Reproduce the records below exactly as given.

### Materials provided

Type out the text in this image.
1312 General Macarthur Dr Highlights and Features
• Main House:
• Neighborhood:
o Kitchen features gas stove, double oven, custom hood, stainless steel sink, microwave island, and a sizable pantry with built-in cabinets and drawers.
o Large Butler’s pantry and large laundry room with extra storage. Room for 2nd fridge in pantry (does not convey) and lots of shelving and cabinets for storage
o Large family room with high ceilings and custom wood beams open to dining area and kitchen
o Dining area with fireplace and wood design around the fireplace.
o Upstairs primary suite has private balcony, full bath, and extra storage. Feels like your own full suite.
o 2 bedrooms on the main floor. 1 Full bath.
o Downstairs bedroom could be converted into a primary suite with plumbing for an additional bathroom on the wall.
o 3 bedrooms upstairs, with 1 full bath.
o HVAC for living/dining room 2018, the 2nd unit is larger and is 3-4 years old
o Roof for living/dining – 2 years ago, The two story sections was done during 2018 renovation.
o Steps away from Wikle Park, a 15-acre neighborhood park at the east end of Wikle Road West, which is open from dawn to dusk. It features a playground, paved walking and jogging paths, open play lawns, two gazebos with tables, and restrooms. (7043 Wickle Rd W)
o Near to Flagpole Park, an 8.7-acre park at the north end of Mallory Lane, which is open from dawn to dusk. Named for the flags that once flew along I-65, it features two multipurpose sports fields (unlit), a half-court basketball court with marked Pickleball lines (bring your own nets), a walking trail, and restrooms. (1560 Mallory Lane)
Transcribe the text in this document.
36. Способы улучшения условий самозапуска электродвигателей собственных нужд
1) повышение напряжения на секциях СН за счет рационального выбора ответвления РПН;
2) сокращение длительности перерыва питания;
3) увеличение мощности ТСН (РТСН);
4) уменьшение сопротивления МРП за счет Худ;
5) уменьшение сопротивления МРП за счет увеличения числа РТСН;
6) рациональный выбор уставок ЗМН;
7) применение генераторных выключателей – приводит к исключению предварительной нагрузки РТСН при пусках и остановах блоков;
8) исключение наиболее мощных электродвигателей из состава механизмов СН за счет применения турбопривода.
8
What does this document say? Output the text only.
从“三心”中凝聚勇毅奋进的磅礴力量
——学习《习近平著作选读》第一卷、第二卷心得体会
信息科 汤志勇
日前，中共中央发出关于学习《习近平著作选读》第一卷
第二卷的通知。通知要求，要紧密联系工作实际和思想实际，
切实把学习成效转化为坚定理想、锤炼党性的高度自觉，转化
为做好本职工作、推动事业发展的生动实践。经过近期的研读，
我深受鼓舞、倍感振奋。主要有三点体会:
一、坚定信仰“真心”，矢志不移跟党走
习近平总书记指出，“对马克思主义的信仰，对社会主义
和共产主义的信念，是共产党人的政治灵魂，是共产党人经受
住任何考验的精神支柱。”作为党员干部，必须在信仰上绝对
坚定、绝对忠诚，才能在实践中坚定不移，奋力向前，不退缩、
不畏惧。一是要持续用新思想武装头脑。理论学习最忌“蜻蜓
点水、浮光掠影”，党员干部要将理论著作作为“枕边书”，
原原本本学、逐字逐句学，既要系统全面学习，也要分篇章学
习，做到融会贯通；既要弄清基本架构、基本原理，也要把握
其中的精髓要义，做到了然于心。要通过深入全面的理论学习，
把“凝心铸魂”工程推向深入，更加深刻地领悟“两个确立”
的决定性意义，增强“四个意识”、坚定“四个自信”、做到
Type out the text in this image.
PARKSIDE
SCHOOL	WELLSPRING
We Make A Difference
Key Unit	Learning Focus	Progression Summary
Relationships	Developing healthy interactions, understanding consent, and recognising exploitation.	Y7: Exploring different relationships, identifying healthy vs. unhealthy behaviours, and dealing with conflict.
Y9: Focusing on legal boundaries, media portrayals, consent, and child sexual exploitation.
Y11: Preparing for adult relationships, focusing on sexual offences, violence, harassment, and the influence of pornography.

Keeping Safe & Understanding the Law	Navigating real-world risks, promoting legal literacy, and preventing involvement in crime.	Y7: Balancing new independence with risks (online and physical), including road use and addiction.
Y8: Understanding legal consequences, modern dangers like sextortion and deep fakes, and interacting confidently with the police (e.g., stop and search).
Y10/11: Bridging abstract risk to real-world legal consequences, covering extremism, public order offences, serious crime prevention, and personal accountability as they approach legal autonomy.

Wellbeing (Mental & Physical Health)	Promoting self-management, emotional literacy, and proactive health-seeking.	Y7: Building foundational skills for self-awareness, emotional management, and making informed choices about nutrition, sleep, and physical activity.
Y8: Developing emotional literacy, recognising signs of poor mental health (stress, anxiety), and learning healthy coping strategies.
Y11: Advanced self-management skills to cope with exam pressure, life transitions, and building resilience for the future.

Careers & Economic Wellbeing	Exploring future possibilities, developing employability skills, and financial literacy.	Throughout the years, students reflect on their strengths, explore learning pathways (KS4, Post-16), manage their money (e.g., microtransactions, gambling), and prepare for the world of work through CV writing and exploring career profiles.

######

The solution –
Type out the text in this image.
1312 General Macarthur Dr Highlights and Features
• Main House:
• Neighborhood:
o Kitchen features gas stove, double oven, custom hood, stainless steel sink, microwave island, and a sizable pantry with built-in cabinets and drawers.
o Large Butler’s pantry and large laundry room with extra storage. Room for 2nd fridge in pantry (does not convey) and lots of shelving and cabinets for storage
o Large family room with high ceilings and custom wood beams open to dining area and kitchen
o Dining area with fireplace and wood design around the fireplace.
o Upstairs primary suite has private balcony, full bath, and extra storage. Feels like your own full suite.
o 2 bedrooms on the main floor. 1 Full bath.
o Downstairs bedroom could be converted into a primary suite with plumbing for an additional bathroom on the wall.
o 3 bedrooms upstairs, with 1 full bath.
o HVAC for living/dining room 2018, the 2nd unit is larger and is 3-4 years old
o Roof for living/dining – 2 years ago, The two story sections was done during 2018 renovation.
o Steps away from Wikle Park, a 15-acre neighborhood park at the east end of Wikle Road West, which is open from dawn to dusk. It features a playground, paved walking and jogging paths, open play lawns, two gazebos with tables, and restrooms. (7043 Wickle Rd W)
o Near to Flagpole Park, an 8.7-acre park at the north end of Mallory Lane, which is open from dawn to dusk. Named for the flags that once flew along I-65, it features two multipurpose sports fields (unlit), a half-court basketball court with marked Pickleball lines (bring your own nets), a walking trail, and restrooms. (1560 Mallory Lane)
Transcribe the text in this document.
36. Способы улучшения условий самозапуска электродвигателей собственных нужд
1) повышение напряжения на секциях СН за счет рационального выбора ответвления РПН;
2) сокращение длительности перерыва питания;
3) увеличение мощности ТСН (РТСН);
4) уменьшение сопротивления МРП за счет Худ;
5) уменьшение сопротивления МРП за счет увеличения числа РТСН;
6) рациональный выбор уставок ЗМН;
7) применение генераторных выключателей – приводит к исключению предварительной нагрузки РТСН при пусках и остановах блоков;
8) исключение наиболее мощных электродвигателей из состава механизмов СН за счет применения турбопривода.
8
What does this document say? Output the text only.
从“三心”中凝聚勇毅奋进的磅礴力量
——学习《习近平著作选读》第一卷、第二卷心得体会
信息科 汤志勇
日前，中共中央发出关于学习《习近平著作选读》第一卷
第二卷的通知。通知要求，要紧密联系工作实际和思想实际，
切实把学习成效转化为坚定理想、锤炼党性的高度自觉，转化
为做好本职工作、推动事业发展的生动实践。经过近期的研读，
我深受鼓舞、倍感振奋。主要有三点体会:
一、坚定信仰“真心”，矢志不移跟党走
习近平总书记指出，“对马克思主义的信仰，对社会主义
和共产主义的信念，是共产党人的政治灵魂，是共产党人经受
住任何考验的精神支柱。”作为党员干部，必须在信仰上绝对
坚定、绝对忠诚，才能在实践中坚定不移，奋力向前，不退缩、
不畏惧。一是要持续用新思想武装头脑。理论学习最忌“蜻蜓
点水、浮光掠影”，党员干部要将理论著作作为“枕边书”，
原原本本学、逐字逐句学，既要系统全面学习，也要分篇章学
习，做到融会贯通；既要弄清基本架构、基本原理，也要把握
其中的精髓要义，做到了然于心。要通过深入全面的理论学习，
把“凝心铸魂”工程推向深入，更加深刻地领悟“两个确立”
的决定性意义，增强“四个意识”、坚定“四个自信”、做到
Type out the text in this image.
PARKSIDE
SCHOOL	WELLSPRING
We Make A Difference
Key Unit	Learning Focus	Progression Summary
Relationships	Developing healthy interactions, understanding consent, and recognising exploitation.	Y7: Exploring different relationships, identifying healthy vs. unhealthy behaviours, and dealing with conflict.
Y9: Focusing on legal boundaries, media portrayals, consent, and child sexual exploitation.
Y11: Preparing for adult relationships, focusing on sexual offences, violence, harassment, and the influence of pornography.

Keeping Safe & Understanding the Law	Navigating real-world risks, promoting legal literacy, and preventing involvement in crime.	Y7: Balancing new independence with risks (online and physical), including road use and addiction.
Y8: Understanding legal consequences, modern dangers like sextortion and deep fakes, and interacting confidently with the police (e.g., stop and search).
Y10/11: Bridging abstract risk to real-world legal consequences, covering extremism, public order offences, serious crime prevention, and personal accountability as they approach legal autonomy.

Wellbeing (Mental & Physical Health)	Promoting self-management, emotional literacy, and proactive health-seeking.	Y7: Building foundational skills for self-awareness, emotional management, and making informed choices about nutrition, sleep, and physical activity.
Y8: Developing emotional literacy, recognising signs of poor mental health (stress, anxiety), and learning healthy coping strategies.
Y11: Advanced self-management skills to cope with exam pressure, life transitions, and building resilience for the future.

Careers & Economic Wellbeing	Exploring future possibilities, developing employability skills, and financial literacy.	Throughout the years, students reflect on their strengths, explore learning pathways (KS4, Post-16), manage their money (e.g., microtransactions, gambling), and prepare for the world of work through CV writing and exploring career profiles.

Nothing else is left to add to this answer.